Provided data:
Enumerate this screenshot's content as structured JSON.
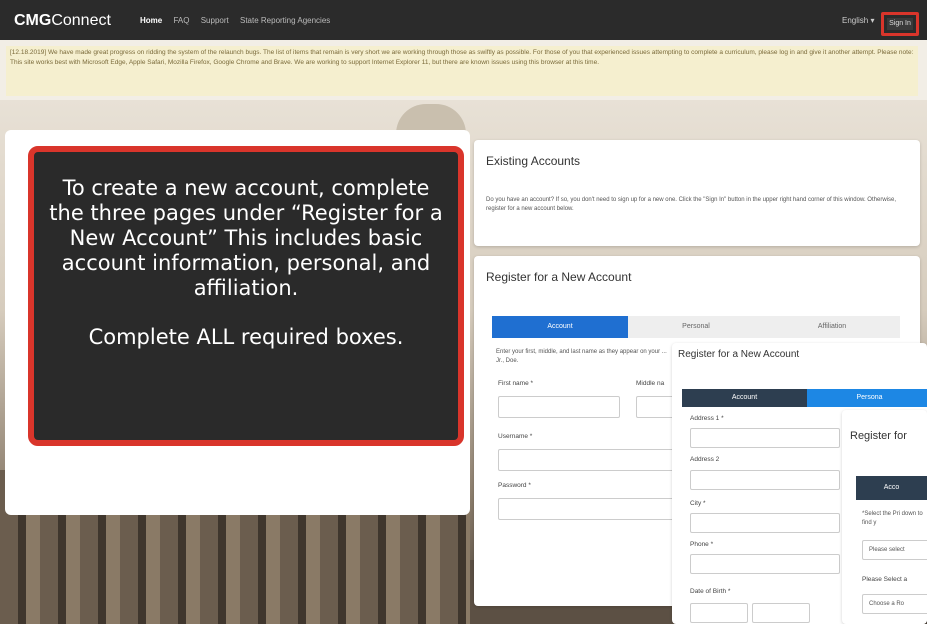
{
  "header": {
    "brand_bold": "CMG",
    "brand_rest": "Connect",
    "nav": [
      "Home",
      "FAQ",
      "Support",
      "State Reporting Agencies"
    ],
    "language": "English ▾",
    "signin_label": "Sign In"
  },
  "notice": {
    "text": "[12.18.2019] We have made great progress on ridding the system of the relaunch bugs. The list of items that remain is very short we are working through those as swiftly as possible. For those of you that experienced issues attempting to complete a curriculum, please log in and give it another attempt. Please note: This site works best with Microsoft Edge, Apple Safari, Mozilla Firefox, Google Chrome and Brave. We are working to support Internet Explorer 11, but there are known issues using this browser at this time."
  },
  "callout": {
    "main": "To create a new account, complete the three pages under “Register for a New Account” This includes basic account information, personal, and affiliation.",
    "sub": "Complete ALL required boxes."
  },
  "existing": {
    "title": "Existing Accounts",
    "text": "Do you have an account? If so, you don't need to sign up for a new one. Click the \"Sign In\" button in the upper right hand corner of this window. Otherwise, register for a new account below."
  },
  "register": {
    "title": "Register for a New Account",
    "tabs": [
      "Account",
      "Personal",
      "Affiliation"
    ],
    "instruction": "Enter your first, middle, and last name as they appear on your ... Jr., Doe.",
    "first_name_label": "First name *",
    "middle_name_label": "Middle na",
    "username_label": "Username *",
    "password_label": "Password *"
  },
  "register2": {
    "title": "Register for a New Account",
    "tabs": [
      "Account",
      "Persona"
    ],
    "address1_label": "Address 1 *",
    "address2_label": "Address 2",
    "city_label": "City *",
    "phone_label": "Phone *",
    "dob_label": "Date of Birth *"
  },
  "register3": {
    "title": "Register for",
    "tab": "Acco",
    "select_text": "*Select the Pri down to find y",
    "select_placeholder": "Please select",
    "select2_label": "Please Select a",
    "role_placeholder": "Choose a Ro"
  }
}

Task details:
Reproduce all entries without any change, and omit the pictures.

Reply to the exercise:
Enumerate this screenshot's content as structured JSON.
{
  "header": {
    "brand_bold": "CMG",
    "brand_rest": "Connect",
    "nav": [
      "Home",
      "FAQ",
      "Support",
      "State Reporting Agencies"
    ],
    "language": "English ▾",
    "signin_label": "Sign In"
  },
  "notice": {
    "text": "[12.18.2019] We have made great progress on ridding the system of the relaunch bugs. The list of items that remain is very short we are working through those as swiftly as possible. For those of you that experienced issues attempting to complete a curriculum, please log in and give it another attempt. Please note: This site works best with Microsoft Edge, Apple Safari, Mozilla Firefox, Google Chrome and Brave. We are working to support Internet Explorer 11, but there are known issues using this browser at this time."
  },
  "callout": {
    "main": "To create a new account, complete the three pages under “Register for a New Account” This includes basic account information, personal, and affiliation.",
    "sub": "Complete ALL required boxes."
  },
  "existing": {
    "title": "Existing Accounts",
    "text": "Do you have an account? If so, you don't need to sign up for a new one. Click the \"Sign In\" button in the upper right hand corner of this window. Otherwise, register for a new account below."
  },
  "register": {
    "title": "Register for a New Account",
    "tabs": [
      "Account",
      "Personal",
      "Affiliation"
    ],
    "instruction": "Enter your first, middle, and last name as they appear on your ... Jr., Doe.",
    "first_name_label": "First name *",
    "middle_name_label": "Middle na",
    "username_label": "Username *",
    "password_label": "Password *"
  },
  "register2": {
    "title": "Register for a New Account",
    "tabs": [
      "Account",
      "Persona"
    ],
    "address1_label": "Address 1 *",
    "address2_label": "Address 2",
    "city_label": "City *",
    "phone_label": "Phone *",
    "dob_label": "Date of Birth *"
  },
  "register3": {
    "title": "Register for",
    "tab": "Acco",
    "select_text": "*Select the Pri down to find y",
    "select_placeholder": "Please select",
    "select2_label": "Please Select a",
    "role_placeholder": "Choose a Ro"
  }
}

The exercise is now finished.